Document page entries with text:
= Beginning of Section =

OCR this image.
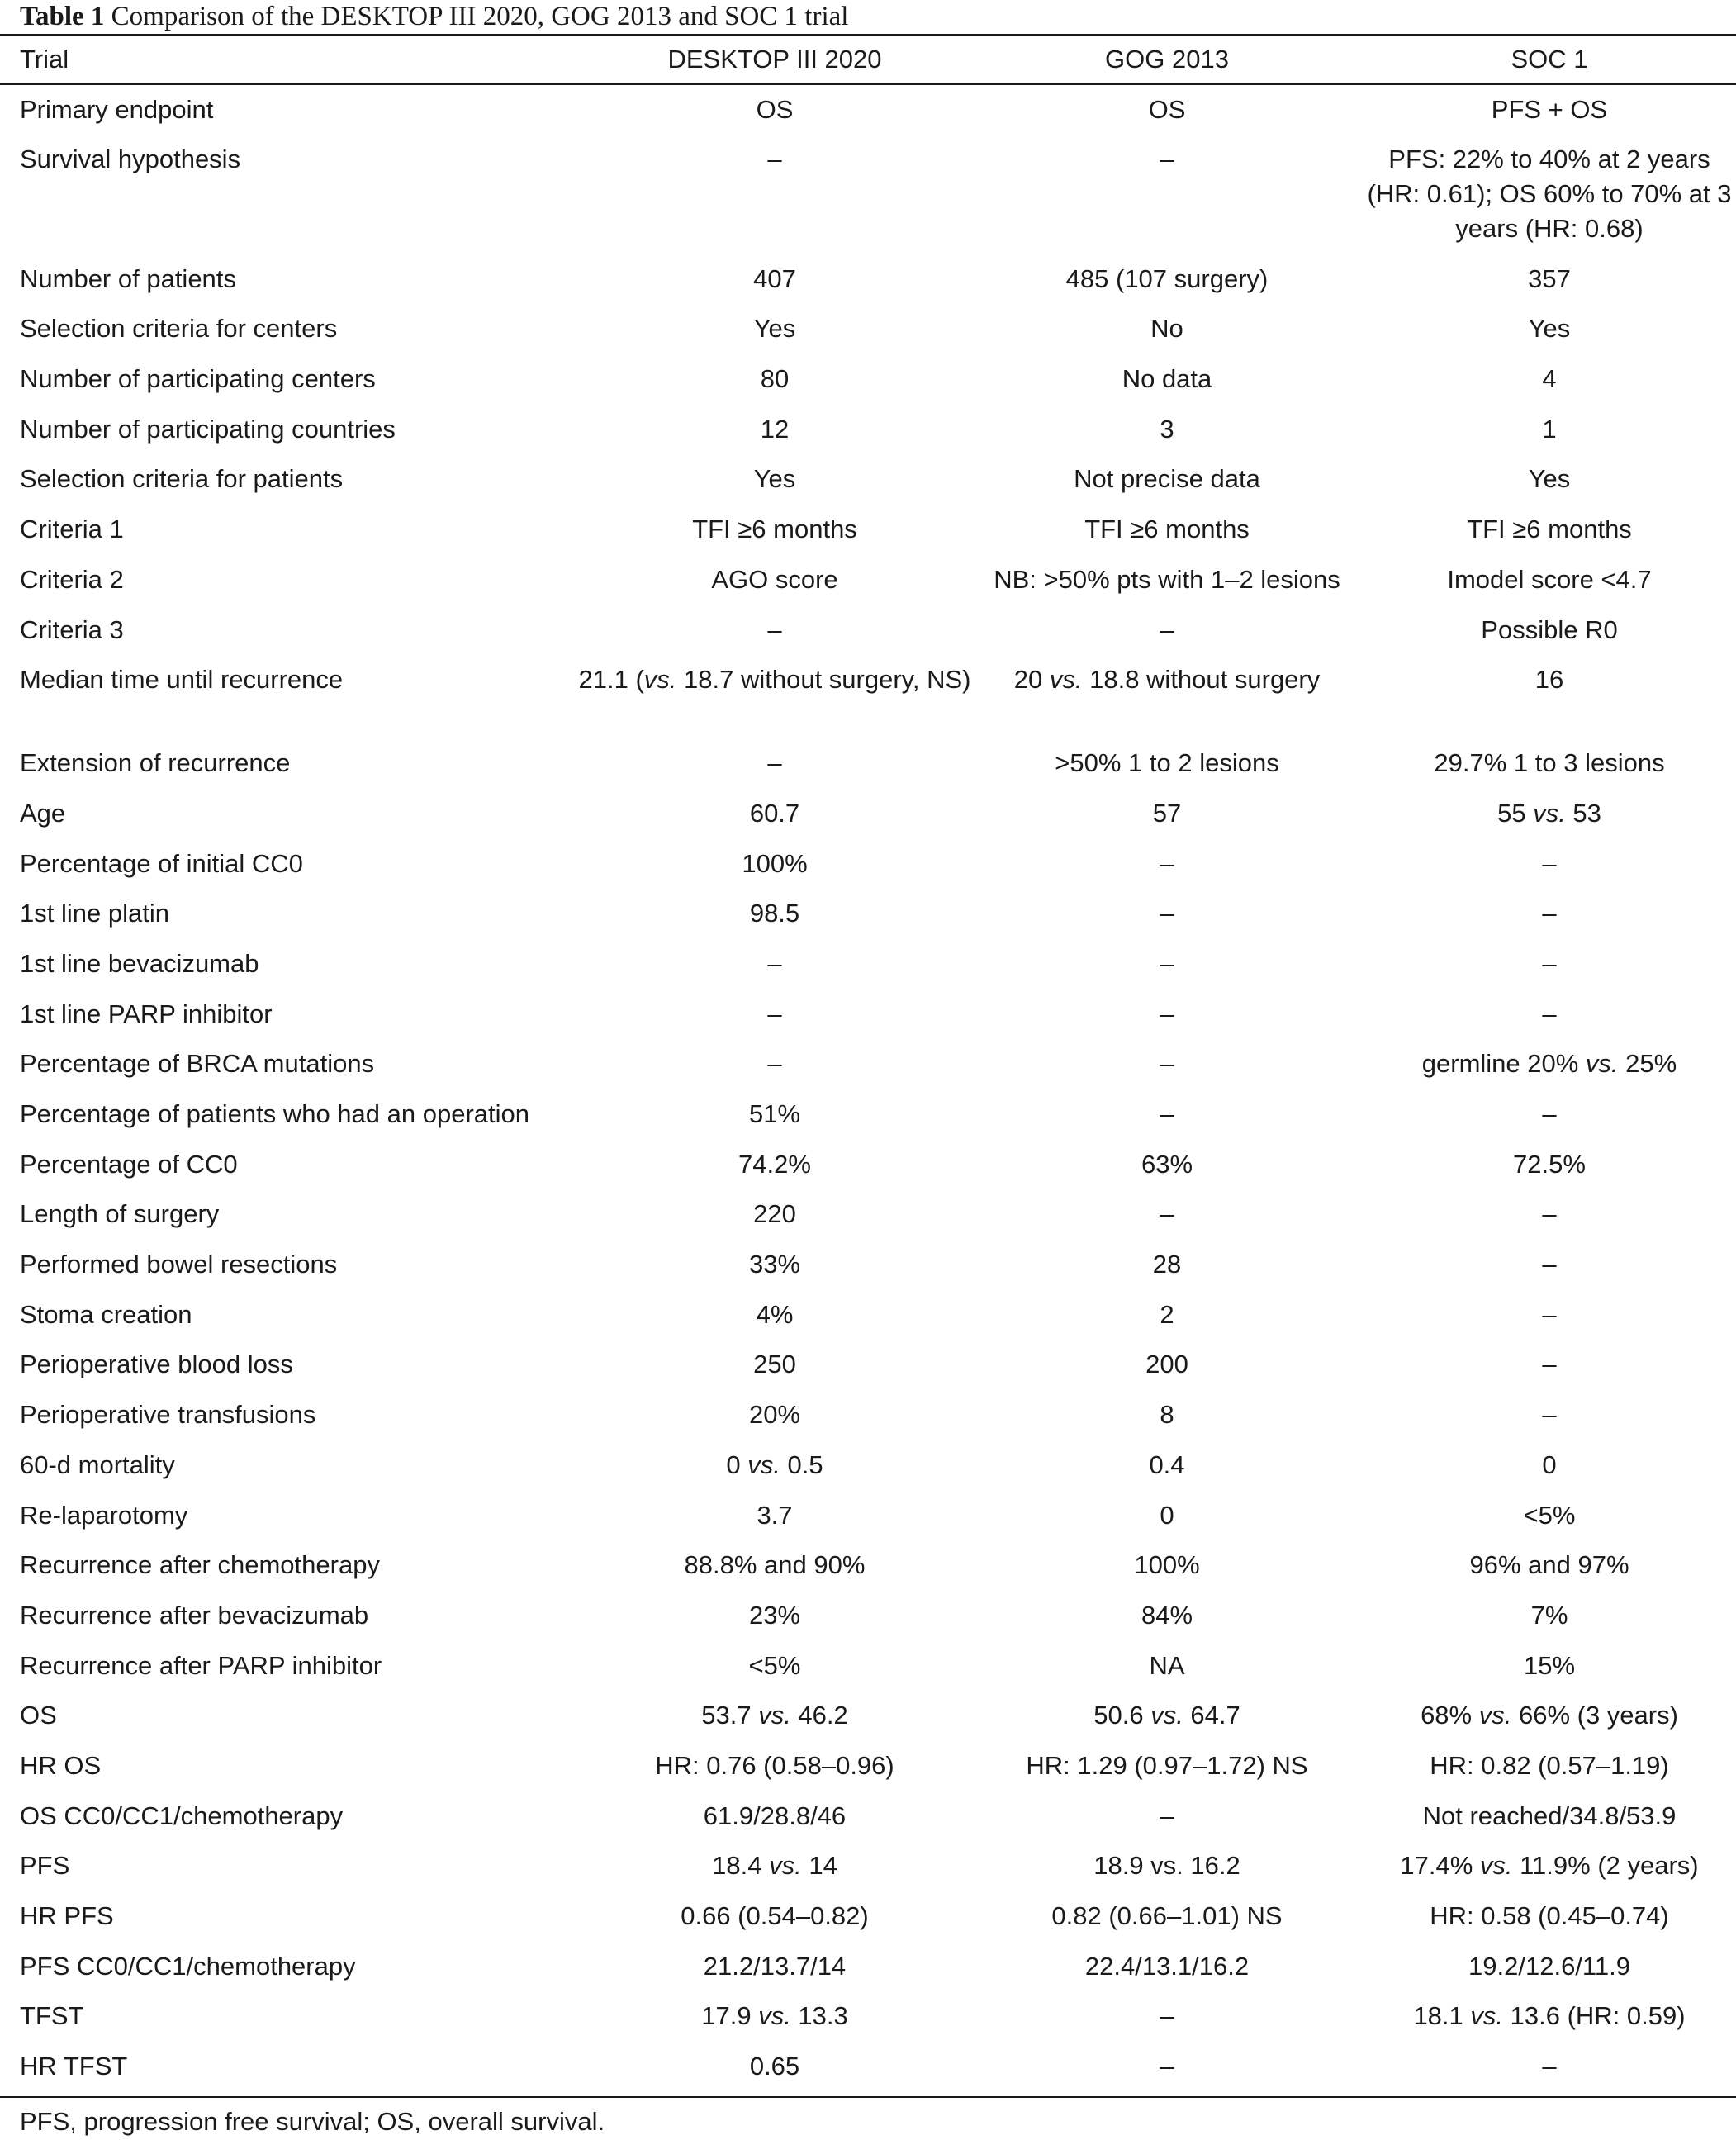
Table 1 Comparison of the DESKTOP III 2020, GOG 2013 and SOC 1 trial
Trial	DESKTOP III 2020	GOG 2013	SOC 1
Primary endpoint	OS	OS	PFS + OS
Survival hypothesis	–	–	PFS: 22% to 40% at 2 years (HR: 0.61); OS 60% to 70% at 3 years (HR: 0.68)
Number of patients	407	485 (107 surgery)	357
Selection criteria for centers	Yes	No	Yes
Number of participating centers	80	No data	4
Number of participating countries	12	3	1
Selection criteria for patients	Yes	Not precise data	Yes
Criteria 1	TFI ≥6 months	TFI ≥6 months	TFI ≥6 months
Criteria 2	AGO score	NB: >50% pts with 1–2 lesions	Imodel score <4.7
Criteria 3	–	–	Possible R0
Median time until recurrence	21.1 (vs. 18.7 without surgery, NS)	20 vs. 18.8 without surgery	16
Extension of recurrence	–	>50% 1 to 2 lesions	29.7% 1 to 3 lesions
Age	60.7	57	55 vs. 53
Percentage of initial CC0	100%	–	–
1st line platin	98.5	–	–
1st line bevacizumab	–	–	–
1st line PARP inhibitor	–	–	–
Percentage of BRCA mutations	–	–	germline 20% vs. 25%
Percentage of patients who had an operation	51%	–	–
Percentage of CC0	74.2%	63%	72.5%
Length of surgery	220	–	–
Performed bowel resections	33%	28	–
Stoma creation	4%	2	–
Perioperative blood loss	250	200	–
Perioperative transfusions	20%	8	–
60-d mortality	0 vs. 0.5	0.4	0
Re-laparotomy	3.7	0	<5%
Recurrence after chemotherapy	88.8% and 90%	100%	96% and 97%
Recurrence after bevacizumab	23%	84%	7%
Recurrence after PARP inhibitor	<5%	NA	15%
OS	53.7 vs. 46.2	50.6 vs. 64.7	68% vs. 66% (3 years)
HR OS	HR: 0.76 (0.58–0.96)	HR: 1.29 (0.97–1.72) NS	HR: 0.82 (0.57–1.19)
OS CC0/CC1/chemotherapy	61.9/28.8/46	–	Not reached/34.8/53.9
PFS	18.4 vs. 14	18.9 vs. 16.2	17.4% vs. 11.9% (2 years)
HR PFS	0.66 (0.54–0.82)	0.82 (0.66–1.01) NS	HR: 0.58 (0.45–0.74)
PFS CC0/CC1/chemotherapy	21.2/13.7/14	22.4/13.1/16.2	19.2/12.6/11.9
TFST	17.9 vs. 13.3	–	18.1 vs. 13.6 (HR: 0.59)
HR TFST	0.65	–	–
PFS, progression free survival; OS, overall survival.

= End of Section =

#### [About this task]
The answer must consist of each line from the data that includes the string "bevacizumab".

#### [Task answer]
1st line bevacizumab	–	–	–
Recurrence after bevacizumab	23%	84%	7%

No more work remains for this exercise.